— start of Data supplied —

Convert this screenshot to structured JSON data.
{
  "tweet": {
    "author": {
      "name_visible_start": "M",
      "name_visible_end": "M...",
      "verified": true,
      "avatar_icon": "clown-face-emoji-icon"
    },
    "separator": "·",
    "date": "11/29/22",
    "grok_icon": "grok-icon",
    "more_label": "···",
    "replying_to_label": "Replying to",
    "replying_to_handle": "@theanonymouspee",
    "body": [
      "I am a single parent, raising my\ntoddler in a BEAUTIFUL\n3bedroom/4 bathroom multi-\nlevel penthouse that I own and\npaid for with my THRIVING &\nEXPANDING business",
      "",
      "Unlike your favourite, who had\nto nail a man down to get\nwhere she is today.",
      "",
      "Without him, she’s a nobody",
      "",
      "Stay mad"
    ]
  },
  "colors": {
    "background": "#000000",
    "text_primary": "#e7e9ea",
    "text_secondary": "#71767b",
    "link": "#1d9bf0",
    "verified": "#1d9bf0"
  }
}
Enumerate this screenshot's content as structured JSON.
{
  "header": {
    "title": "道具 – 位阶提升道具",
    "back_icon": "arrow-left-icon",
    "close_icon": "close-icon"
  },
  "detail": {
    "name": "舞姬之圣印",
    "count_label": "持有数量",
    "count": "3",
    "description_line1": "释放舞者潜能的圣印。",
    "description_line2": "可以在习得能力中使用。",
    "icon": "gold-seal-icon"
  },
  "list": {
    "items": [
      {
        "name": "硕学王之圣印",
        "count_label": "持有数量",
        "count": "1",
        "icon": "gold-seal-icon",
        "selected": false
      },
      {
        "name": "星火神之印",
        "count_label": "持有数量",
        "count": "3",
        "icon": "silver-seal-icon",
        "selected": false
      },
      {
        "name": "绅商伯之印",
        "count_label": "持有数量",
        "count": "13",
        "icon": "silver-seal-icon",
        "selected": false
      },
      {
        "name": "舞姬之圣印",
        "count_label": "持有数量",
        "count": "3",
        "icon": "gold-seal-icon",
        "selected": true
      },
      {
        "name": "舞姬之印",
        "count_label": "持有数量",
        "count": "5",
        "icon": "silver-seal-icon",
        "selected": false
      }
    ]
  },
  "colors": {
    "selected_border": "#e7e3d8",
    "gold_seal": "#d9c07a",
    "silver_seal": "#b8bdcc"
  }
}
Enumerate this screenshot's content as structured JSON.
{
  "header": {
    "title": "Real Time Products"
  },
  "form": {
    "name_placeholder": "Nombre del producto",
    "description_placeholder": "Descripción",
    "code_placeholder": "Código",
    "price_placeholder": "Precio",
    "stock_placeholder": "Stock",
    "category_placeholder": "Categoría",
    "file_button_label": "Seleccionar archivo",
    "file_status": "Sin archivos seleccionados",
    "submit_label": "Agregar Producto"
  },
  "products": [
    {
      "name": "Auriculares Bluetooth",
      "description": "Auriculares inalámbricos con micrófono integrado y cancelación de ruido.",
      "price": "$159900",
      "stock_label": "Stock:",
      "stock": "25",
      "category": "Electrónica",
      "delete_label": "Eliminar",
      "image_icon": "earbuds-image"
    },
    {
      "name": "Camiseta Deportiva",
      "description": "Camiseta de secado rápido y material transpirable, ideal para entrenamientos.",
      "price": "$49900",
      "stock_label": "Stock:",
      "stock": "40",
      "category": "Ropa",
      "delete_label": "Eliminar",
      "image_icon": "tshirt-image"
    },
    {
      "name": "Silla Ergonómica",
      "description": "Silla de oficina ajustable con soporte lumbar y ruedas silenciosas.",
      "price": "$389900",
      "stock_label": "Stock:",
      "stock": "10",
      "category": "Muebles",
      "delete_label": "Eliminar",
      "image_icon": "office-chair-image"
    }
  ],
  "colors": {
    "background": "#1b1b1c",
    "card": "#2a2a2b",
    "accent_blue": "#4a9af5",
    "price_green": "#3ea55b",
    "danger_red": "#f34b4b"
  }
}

— end of Data supplied —

Give only the number of lines in the entries that contain "Silla".

[Solution to this problem]: 2